Exercise brief –
Please repeat the SubArray thread from "Others are more" up to and including "f (generic function with 1 method)", substituting "the first run" for "warmup".

Document –
_ _ _ _ _ _ _

SubArray memory footprint

Sebastian Good

unread,

Mar 25, 2015, 2:18:08 PM3/25/15

to julia...@googlegroups.com

I was surprised by two things in the SubArray implementation

1) They are big! About 175 bytes for a simple subset from a 1D array from my naive measurement.[*]

2) They are not flat. That is, they seem to get heap allocated and have indirections in them.

I'm guessing this is because SubArrays aren't immutable, and tuples aren't always inlined into an immutable either, but I am really grasping at straws.

I'm walking through a very large memory mapped structure and generating hundreds of thousands of subarrays to look at various windows of it. I was hoping that by using views I would reduce memory usage as compared with creating copies of those windows. Indeed I am, but by a lot less than I thought I would be.

In other words: SubArrays are surprisingly expensive because they necessitate several memory allocations apiece.

From the work that's gone into SubArrays I'm guessing that isn't meant to be. They are so carefully specialized that I would expect them to behave roughly like a (largish) struct in common use.

Is this a misconception? Do I need to take more care about how I parameterize the container I put them in to take advantage?

[*]

> const b = [1:5;]

> function f()

for i in 1:1_000_000 sub(b, 1:2) end

end

> @time f()

elapsed time: 0.071933306 seconds (175 MB allocated, 9.21% gc time in 8 pauses with 0 full sweep)

Kevin Squire

unread,

Mar 25, 2015, 3:07:22 PM3/25/15

to julia...@googlegroups.com

Others are more qualified to answer the specific question about SubArrays, but you might check out the ArrayViews package. For your test, it allocates a little under half the memory and is a little over twice as fast (after warmup);

julia> const b = [1:5;];

julia> function f()

for i in 1:1_000_000 sub(b, 1:2) end

end

f (generic function with 1 method)

julia> using ArrayViews

julia> function f2()

for i in 1:1_000_000 view(b, 1:2) end

end

f2 (generic function with 1 method)

_ _ _ _ _ _ _

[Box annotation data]
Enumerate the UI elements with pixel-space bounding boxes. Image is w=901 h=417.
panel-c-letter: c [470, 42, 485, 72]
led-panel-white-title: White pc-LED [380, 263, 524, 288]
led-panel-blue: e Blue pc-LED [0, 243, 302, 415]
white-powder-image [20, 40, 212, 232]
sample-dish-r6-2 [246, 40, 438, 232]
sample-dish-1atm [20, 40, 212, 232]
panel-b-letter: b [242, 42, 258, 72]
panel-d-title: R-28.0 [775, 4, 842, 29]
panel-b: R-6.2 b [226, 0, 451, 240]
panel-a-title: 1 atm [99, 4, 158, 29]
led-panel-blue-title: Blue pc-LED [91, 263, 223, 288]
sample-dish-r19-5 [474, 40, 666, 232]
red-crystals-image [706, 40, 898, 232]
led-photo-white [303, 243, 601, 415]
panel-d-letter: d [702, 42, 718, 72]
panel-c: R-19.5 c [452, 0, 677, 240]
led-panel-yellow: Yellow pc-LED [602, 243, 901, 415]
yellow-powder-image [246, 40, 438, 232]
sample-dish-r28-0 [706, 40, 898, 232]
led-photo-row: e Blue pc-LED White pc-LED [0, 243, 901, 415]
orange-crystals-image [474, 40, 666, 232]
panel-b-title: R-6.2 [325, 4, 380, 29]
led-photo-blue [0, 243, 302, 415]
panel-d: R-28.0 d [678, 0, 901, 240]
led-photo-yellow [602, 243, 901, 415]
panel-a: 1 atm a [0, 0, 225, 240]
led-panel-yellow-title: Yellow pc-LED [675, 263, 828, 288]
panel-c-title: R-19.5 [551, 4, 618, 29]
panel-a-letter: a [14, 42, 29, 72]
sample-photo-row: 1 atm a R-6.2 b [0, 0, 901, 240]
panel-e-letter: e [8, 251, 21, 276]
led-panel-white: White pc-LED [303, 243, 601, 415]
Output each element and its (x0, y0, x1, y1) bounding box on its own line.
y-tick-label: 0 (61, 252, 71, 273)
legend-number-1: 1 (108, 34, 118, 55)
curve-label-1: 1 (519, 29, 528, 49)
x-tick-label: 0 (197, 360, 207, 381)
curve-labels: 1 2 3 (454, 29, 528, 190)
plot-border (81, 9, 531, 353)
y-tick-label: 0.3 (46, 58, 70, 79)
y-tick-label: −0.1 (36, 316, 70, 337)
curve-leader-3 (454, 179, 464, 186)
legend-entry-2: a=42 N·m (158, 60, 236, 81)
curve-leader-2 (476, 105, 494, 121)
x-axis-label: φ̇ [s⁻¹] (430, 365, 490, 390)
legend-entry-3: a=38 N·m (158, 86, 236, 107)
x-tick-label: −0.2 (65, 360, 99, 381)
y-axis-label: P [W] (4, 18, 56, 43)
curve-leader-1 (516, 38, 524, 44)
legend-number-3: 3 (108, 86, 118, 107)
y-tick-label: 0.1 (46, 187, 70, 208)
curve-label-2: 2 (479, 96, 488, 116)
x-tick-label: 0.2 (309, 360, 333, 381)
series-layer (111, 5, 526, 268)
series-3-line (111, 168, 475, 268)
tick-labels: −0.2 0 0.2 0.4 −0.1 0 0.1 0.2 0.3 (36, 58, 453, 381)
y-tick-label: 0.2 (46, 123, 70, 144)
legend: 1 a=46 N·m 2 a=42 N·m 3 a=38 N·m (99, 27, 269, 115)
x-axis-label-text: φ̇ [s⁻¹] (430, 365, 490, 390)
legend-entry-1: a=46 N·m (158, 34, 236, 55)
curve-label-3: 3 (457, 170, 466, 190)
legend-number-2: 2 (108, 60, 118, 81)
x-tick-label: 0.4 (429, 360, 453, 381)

_ _ _ _ _ _ _

Exercise response –
Others are more qualified to answer the specific question about SubArrays, but you might check out the ArrayViews package. For your test, it allocates a little under half the memory and is a little over twice as fast (after the first run);

julia> const b = [1:5;];

julia> function f()

for i in 1:1_000_000 sub(b, 1:2) end

end

f (generic function with 1 method)